▸ **Task**
Give only the number of lines below that contain the word "Resistance".

▸ **The records**

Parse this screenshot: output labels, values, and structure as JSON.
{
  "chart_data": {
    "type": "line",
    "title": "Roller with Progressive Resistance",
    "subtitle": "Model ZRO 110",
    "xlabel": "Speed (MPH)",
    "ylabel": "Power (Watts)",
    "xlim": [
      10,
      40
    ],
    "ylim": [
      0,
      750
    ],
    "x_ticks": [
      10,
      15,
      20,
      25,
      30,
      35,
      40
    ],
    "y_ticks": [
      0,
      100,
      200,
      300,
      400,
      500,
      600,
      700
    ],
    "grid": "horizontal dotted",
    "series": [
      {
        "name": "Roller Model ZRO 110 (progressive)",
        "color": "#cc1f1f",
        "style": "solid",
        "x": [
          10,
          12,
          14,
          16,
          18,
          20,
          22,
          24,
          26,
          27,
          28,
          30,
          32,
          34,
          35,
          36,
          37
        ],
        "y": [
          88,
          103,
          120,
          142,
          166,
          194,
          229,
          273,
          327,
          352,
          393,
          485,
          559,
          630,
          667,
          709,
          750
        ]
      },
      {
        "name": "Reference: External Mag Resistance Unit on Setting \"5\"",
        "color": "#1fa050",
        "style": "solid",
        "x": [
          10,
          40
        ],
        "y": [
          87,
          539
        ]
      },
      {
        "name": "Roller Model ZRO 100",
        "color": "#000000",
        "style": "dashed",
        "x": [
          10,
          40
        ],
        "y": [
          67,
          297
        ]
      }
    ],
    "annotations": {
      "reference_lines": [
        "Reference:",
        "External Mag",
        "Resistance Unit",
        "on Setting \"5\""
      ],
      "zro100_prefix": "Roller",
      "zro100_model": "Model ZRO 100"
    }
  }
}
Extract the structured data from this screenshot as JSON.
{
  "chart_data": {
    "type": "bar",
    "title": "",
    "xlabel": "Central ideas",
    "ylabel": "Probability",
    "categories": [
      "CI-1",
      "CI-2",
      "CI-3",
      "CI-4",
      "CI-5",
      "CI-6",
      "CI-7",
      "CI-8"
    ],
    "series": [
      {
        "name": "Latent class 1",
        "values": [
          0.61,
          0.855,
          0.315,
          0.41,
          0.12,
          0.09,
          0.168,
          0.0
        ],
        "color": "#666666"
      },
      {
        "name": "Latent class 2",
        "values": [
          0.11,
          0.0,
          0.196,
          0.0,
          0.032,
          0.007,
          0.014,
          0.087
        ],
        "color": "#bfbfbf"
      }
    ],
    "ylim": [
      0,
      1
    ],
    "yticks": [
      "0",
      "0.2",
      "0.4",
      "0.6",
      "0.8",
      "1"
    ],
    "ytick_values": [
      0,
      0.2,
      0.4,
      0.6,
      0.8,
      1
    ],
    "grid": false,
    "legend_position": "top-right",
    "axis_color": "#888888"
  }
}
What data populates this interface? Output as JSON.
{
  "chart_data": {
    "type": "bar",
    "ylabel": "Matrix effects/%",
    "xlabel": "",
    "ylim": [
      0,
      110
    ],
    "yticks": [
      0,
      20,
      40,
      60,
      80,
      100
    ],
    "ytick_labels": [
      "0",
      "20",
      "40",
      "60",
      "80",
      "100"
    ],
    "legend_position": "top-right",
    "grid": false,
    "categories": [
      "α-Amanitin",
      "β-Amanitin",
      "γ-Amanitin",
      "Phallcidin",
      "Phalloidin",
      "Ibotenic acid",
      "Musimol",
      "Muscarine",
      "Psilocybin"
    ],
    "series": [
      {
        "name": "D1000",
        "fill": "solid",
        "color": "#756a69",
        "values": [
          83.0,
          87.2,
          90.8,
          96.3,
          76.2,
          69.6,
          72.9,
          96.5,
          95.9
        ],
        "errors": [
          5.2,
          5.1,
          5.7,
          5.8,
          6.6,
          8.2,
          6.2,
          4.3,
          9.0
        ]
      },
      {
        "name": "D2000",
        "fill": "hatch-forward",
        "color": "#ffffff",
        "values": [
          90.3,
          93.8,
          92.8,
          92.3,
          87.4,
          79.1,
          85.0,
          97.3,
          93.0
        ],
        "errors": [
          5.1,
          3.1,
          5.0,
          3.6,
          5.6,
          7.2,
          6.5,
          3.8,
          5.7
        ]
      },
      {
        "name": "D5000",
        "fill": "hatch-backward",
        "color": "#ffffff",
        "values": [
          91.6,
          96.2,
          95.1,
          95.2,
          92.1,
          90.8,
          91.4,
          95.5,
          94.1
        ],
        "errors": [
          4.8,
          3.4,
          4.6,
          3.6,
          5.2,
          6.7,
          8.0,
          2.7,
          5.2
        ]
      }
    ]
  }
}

▸ **Answer to the exercise**
3